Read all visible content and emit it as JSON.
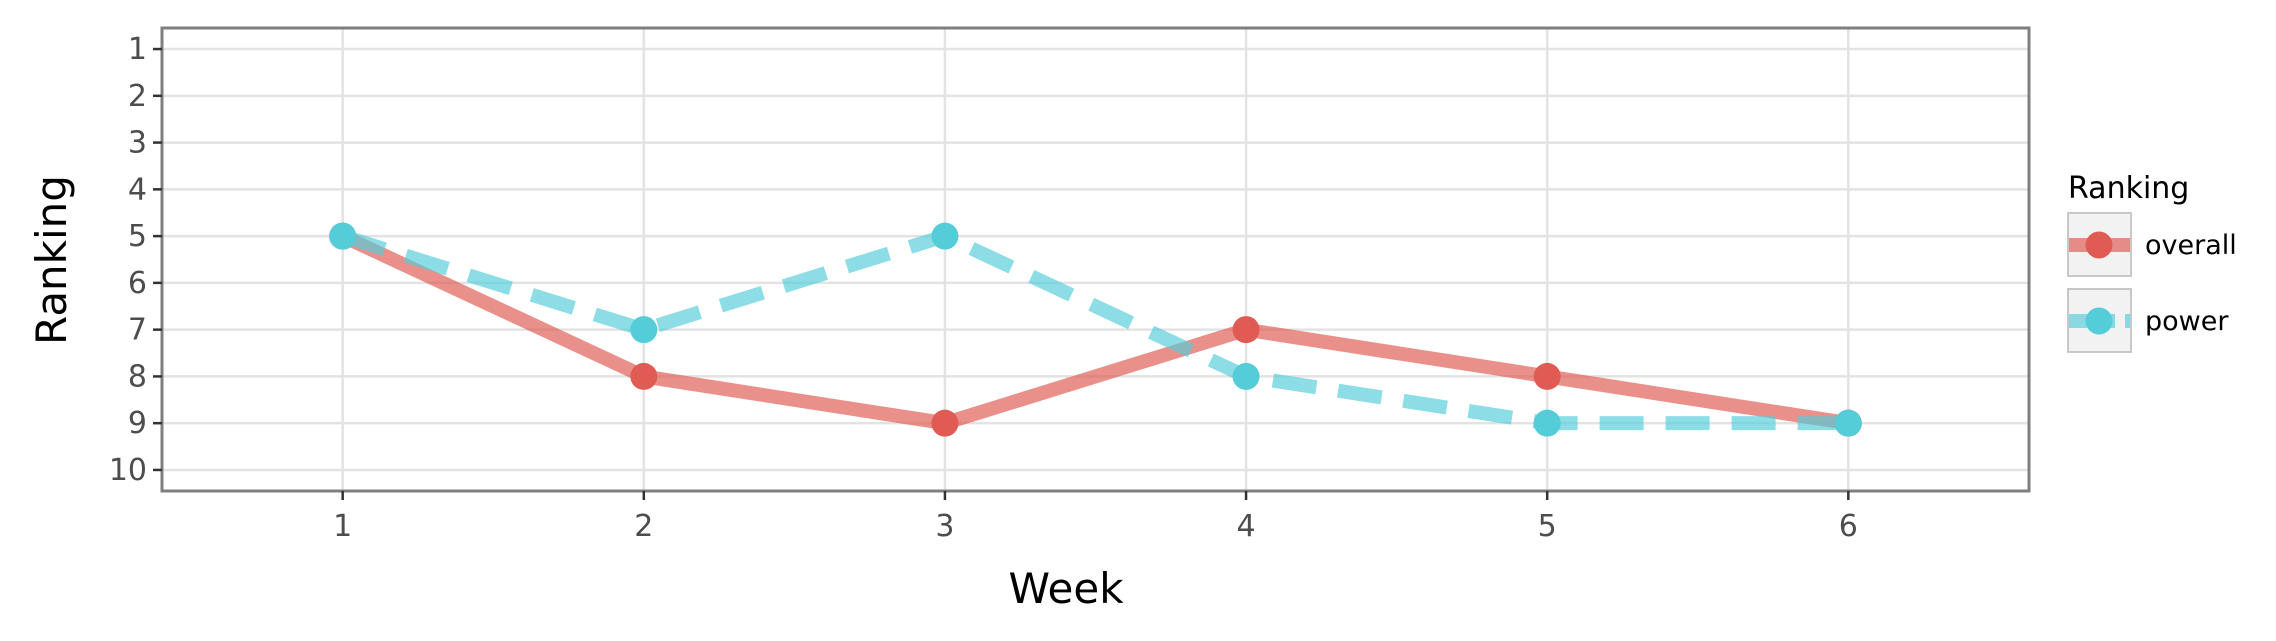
{
  "chart_data": {
    "type": "line",
    "title": "",
    "xlabel": "Week",
    "ylabel": "Ranking",
    "x": [
      1,
      2,
      3,
      4,
      5,
      6
    ],
    "xlim": [
      0.4,
      6.6
    ],
    "ylim": [
      0.55,
      10.45
    ],
    "y_reversed": true,
    "x_ticks": [
      "1",
      "2",
      "3",
      "4",
      "5",
      "6"
    ],
    "y_ticks": [
      "1",
      "2",
      "3",
      "4",
      "5",
      "6",
      "7",
      "8",
      "9",
      "10"
    ],
    "grid": true,
    "legend": {
      "title": "Ranking",
      "position": "right"
    },
    "series": [
      {
        "name": "overall",
        "values": [
          5,
          8,
          9,
          7,
          8,
          9
        ],
        "color": "#e05b53",
        "dash": "solid"
      },
      {
        "name": "power",
        "values": [
          5,
          7,
          5,
          8,
          9,
          9
        ],
        "color": "#55cdd8",
        "dash": "dashed"
      }
    ]
  }
}
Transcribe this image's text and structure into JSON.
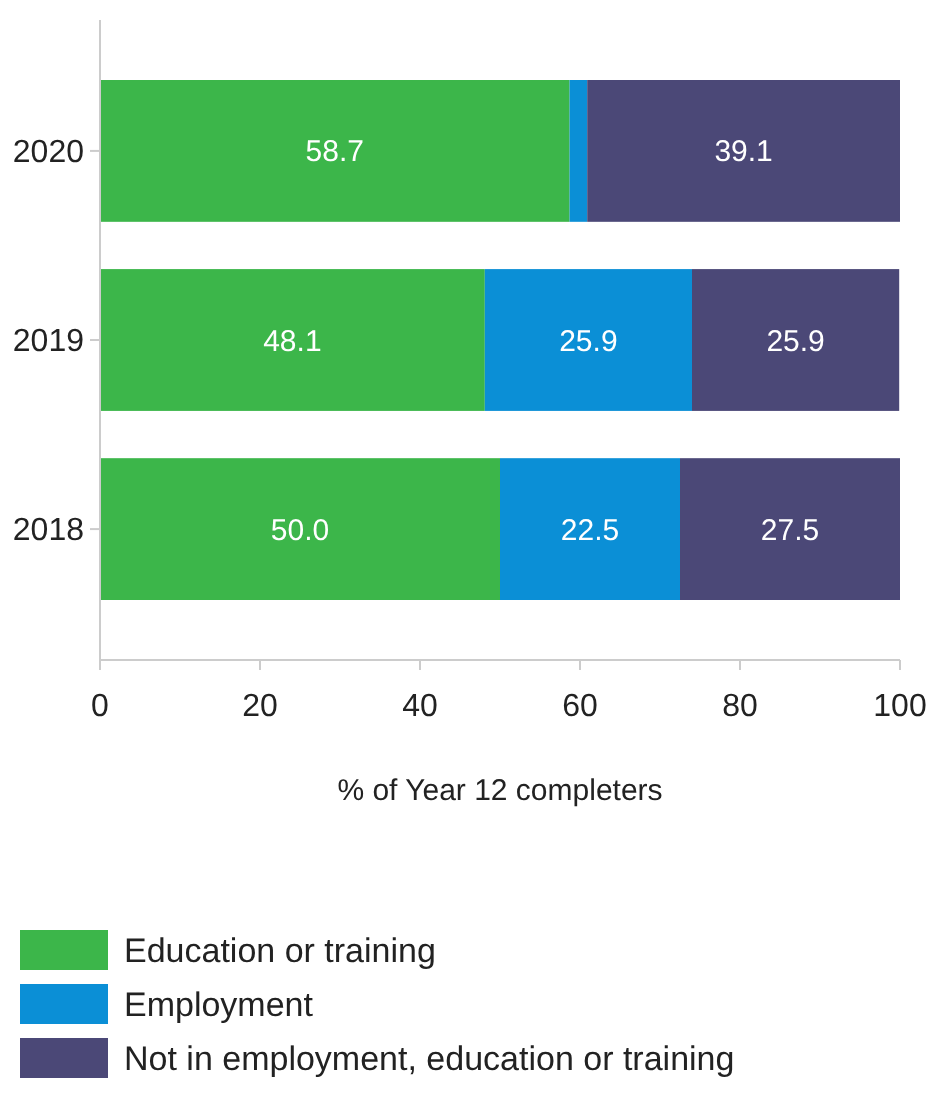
{
  "chart_data": {
    "type": "bar",
    "orientation": "horizontal",
    "stacked": true,
    "xlabel": "% of Year 12 completers",
    "categories": [
      "2020",
      "2019",
      "2018"
    ],
    "series": [
      {
        "name": "Education or training",
        "color": "#3cb64a",
        "values": [
          58.7,
          48.1,
          50.0
        ],
        "value_labels": [
          "58.7",
          "48.1",
          "50.0"
        ]
      },
      {
        "name": "Employment",
        "color": "#0b8fd6",
        "values": [
          2.2,
          25.9,
          22.5
        ],
        "value_labels": [
          null,
          "25.9",
          "22.5"
        ]
      },
      {
        "name": "Not in employment, education or training",
        "color": "#4b4877",
        "values": [
          39.1,
          25.9,
          27.5
        ],
        "value_labels": [
          "39.1",
          "25.9",
          "27.5"
        ]
      }
    ],
    "xlim": [
      0,
      100
    ],
    "xticks": [
      0,
      20,
      40,
      60,
      80,
      100
    ],
    "grid": false,
    "legend": "bottom left"
  }
}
--------
What you will do: Extract, word for word, each line from the one that contains "Transcribe this image's" through the final line of the data above. Leave the pictures out.

Reply:
Transcribe this image's text and structure into JSON.
{
  "chart_data": {
    "type": "bar",
    "orientation": "horizontal",
    "stacked": true,
    "xlabel": "% of Year 12 completers",
    "categories": [
      "2020",
      "2019",
      "2018"
    ],
    "series": [
      {
        "name": "Education or training",
        "color": "#3cb64a",
        "values": [
          58.7,
          48.1,
          50.0
        ],
        "value_labels": [
          "58.7",
          "48.1",
          "50.0"
        ]
      },
      {
        "name": "Employment",
        "color": "#0b8fd6",
        "values": [
          2.2,
          25.9,
          22.5
        ],
        "value_labels": [
          null,
          "25.9",
          "22.5"
        ]
      },
      {
        "name": "Not in employment, education or training",
        "color": "#4b4877",
        "values": [
          39.1,
          25.9,
          27.5
        ],
        "value_labels": [
          "39.1",
          "25.9",
          "27.5"
        ]
      }
    ],
    "xlim": [
      0,
      100
    ],
    "xticks": [
      0,
      20,
      40,
      60,
      80,
      100
    ],
    "grid": false,
    "legend": "bottom left"
  }
}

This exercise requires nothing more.